Consegne dell'esercizio:
(1) Risponda alle seguenti domande sul brano relativo al tifo calcistico:
(a) Con quale espressione Zamorano definisce ciò che accade quando la squadra avversaria segna?
(b) Da quali due elementi è costituita la «firma cerebrale» descritta nel brano?
(c) Quali due contesti cita il brano come esempi in cui questa firma si manifesta?
(2) Secondo il brano sul tifo calcistico, i meccanismi cerebrali rivelati dal tifo possono estendersi a partire dalla passione da stadio. Elenchi, nell'ordine in cui compaiono, tutti i fenomeni a cui tali meccanismi possono estendersi.
(3) Ricopi il brano sul tifo calcistico da «L’interruttore cerebrale della» fino a «eccessivi o inappropriati.» compreso.

Brano:

L’interruttore cerebrale della rabbia
Ma è quando la squadra avversaria segna che accade qualcosa di davvero inaspettato. In quel momento si verifica quella che Zamorano definisce una “soppressione paradossale”. La corteccia cingolata anteriore dorsale, area cerebrale fondamentale per il controllo cognitivo e la razionalità, diminuisce drasticamente la sua attività. In pratica, proprio quando ci sarebbe più bisogno di mantenere la calma, il cervello spegne i freni inibitori. Questo spiega perché persone normalmente equilibrate possano perdere il controllo durante una partita, arrivando a comportamenti che in altre circostanze giudicherebbero eccessivi o inappropriati.
Dallo stadio alla politica
La ricerca ha però implicazioni che travalicano il mondo dello sport. La comprensione del tifo calcistico rivela, infatti, meccanismi cerebrali che possono estendersi dalla passione da stadio alla polarizzazione politica. Fino alla violenza collettiva e ai danni per la salute pubblica. La stessa firma cerebrale – sistema di ricompensa amplificato e controllo razionale diminuito in presenza di rivalità – si manifesta in contesti molto diversi: dal sostegno acritico a un leader politico fino ai conflitti settari di natura religiosa. Il cervello, insomma, non distingue tra una maglia e un’ideologia quando si tratta di meccanismi di appartenenza al gruppo e rivalità verso l’esterno. Questo dato dovrebbe far riflettere su come certi fenomeni sociali apparentemente distanti – dal tifo violento alla radicalizzazione politica – possano condividere radici neurologiche comuni.

Dati registrati:
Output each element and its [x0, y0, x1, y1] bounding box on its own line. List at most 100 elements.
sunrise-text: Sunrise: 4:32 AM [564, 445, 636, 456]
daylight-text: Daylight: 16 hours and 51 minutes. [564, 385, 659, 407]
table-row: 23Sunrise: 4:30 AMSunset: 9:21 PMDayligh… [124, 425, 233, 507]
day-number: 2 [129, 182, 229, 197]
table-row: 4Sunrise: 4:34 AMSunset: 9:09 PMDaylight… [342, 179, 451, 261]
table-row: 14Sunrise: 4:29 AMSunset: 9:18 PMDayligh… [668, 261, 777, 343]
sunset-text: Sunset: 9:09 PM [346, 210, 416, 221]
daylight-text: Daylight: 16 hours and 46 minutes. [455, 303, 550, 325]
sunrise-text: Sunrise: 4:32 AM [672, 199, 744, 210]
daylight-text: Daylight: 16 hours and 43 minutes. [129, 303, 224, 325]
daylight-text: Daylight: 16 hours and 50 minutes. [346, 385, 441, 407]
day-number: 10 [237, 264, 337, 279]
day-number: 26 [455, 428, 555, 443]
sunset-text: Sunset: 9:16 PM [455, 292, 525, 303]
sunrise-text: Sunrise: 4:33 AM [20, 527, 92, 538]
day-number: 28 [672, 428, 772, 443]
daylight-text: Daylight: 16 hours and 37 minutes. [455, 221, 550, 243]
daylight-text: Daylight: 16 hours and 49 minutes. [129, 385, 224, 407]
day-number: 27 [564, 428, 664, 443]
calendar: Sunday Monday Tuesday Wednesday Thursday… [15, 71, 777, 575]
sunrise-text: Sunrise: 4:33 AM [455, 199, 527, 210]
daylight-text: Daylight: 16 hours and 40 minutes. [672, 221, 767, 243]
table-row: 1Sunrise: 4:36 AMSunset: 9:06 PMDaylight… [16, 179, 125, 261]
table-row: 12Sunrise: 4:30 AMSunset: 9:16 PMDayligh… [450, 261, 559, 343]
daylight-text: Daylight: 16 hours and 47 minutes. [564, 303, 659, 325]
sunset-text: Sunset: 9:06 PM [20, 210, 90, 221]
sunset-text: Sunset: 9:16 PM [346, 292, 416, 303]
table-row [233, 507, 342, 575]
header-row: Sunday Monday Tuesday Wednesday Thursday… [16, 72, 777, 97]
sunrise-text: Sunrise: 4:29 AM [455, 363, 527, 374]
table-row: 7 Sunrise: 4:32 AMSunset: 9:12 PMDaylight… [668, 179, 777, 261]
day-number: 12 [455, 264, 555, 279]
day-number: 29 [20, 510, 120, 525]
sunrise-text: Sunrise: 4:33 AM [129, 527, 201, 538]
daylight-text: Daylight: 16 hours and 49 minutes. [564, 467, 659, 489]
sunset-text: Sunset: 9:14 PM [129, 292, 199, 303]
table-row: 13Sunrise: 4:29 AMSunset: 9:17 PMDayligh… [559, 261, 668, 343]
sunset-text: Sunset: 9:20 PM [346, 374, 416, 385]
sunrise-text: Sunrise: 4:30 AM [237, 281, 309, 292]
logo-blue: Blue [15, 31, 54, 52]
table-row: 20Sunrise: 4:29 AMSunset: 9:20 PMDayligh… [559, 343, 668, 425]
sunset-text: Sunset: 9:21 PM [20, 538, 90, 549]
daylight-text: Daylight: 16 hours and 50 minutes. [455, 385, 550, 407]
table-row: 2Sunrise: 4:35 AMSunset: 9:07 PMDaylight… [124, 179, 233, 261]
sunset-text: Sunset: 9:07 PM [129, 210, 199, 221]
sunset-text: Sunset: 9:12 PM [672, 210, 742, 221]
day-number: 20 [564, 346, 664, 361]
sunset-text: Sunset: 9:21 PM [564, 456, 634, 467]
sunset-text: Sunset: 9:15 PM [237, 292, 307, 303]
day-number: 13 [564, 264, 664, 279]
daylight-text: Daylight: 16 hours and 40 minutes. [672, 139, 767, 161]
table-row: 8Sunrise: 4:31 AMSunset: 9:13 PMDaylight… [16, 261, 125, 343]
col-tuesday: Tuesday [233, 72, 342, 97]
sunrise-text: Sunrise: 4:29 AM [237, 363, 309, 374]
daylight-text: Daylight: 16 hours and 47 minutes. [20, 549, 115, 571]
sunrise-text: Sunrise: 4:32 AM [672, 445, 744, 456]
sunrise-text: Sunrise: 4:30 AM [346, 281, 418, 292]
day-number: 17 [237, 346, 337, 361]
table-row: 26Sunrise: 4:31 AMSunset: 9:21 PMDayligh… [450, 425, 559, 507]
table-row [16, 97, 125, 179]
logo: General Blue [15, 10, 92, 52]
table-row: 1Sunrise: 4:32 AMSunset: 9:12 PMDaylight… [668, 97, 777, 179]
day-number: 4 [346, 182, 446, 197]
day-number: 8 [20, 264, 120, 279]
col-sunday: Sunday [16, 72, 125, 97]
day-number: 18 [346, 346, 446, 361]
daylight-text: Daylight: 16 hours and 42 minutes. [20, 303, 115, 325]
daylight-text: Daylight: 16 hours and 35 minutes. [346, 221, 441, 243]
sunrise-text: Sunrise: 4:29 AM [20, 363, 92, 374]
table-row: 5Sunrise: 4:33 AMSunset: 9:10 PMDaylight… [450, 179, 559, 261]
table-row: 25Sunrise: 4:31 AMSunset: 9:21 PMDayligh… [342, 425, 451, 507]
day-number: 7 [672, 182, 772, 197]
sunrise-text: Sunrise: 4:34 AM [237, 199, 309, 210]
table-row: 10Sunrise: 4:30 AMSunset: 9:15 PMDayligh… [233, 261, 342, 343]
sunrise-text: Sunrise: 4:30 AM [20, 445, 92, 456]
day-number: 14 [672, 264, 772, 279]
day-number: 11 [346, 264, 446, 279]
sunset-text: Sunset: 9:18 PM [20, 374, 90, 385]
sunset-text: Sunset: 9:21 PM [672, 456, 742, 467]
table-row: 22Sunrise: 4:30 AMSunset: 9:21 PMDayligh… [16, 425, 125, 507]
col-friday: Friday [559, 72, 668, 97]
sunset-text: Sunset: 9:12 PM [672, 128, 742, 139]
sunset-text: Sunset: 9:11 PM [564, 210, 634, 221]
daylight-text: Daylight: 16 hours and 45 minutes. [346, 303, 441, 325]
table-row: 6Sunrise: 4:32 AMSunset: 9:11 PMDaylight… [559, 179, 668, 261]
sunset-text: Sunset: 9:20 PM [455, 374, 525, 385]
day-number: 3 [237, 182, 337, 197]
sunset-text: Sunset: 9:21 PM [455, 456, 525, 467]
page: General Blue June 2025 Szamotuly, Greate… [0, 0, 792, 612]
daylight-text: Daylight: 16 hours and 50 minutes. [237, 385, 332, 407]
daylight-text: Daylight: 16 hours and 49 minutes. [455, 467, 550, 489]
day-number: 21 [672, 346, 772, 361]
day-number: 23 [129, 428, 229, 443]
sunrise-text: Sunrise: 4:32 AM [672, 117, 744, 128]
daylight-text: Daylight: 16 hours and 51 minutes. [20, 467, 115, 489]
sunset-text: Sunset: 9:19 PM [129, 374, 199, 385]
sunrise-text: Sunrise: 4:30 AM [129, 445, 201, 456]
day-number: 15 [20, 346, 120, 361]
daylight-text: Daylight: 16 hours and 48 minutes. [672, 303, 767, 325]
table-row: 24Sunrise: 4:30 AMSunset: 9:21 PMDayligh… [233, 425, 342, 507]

Risposte alle consegne:
(1)
(a) Una «soppressione paradossale».
(b) Da un sistema di ricompensa amplificato e da un controllo razionale diminuito in presenza di rivalità.
(c) Il sostegno acritico a un leader politico e i conflitti settari di natura religiosa.

(2)
- polarizzazione politica
- violenza collettiva
- danni per la salute pubblica

(3)
L’interruttore cerebrale della rabbia
Ma è quando la squadra avversaria segna che accade qualcosa di davvero inaspettato. In quel momento si verifica quella che Zamorano definisce una “soppressione paradossale”. La corteccia cingolata anteriore dorsale, area cerebrale fondamentale per il controllo cognitivo e la razionalità, diminuisce drasticamente la sua attività. In pratica, proprio quando ci sarebbe più bisogno di mantenere la calma, il cervello spegne i freni inibitori. Questo spiega perché persone normalmente equilibrate possano perdere il controllo durante una partita, arrivando a comportamenti che in altre circostanze giudicherebbero eccessivi o inappropriati.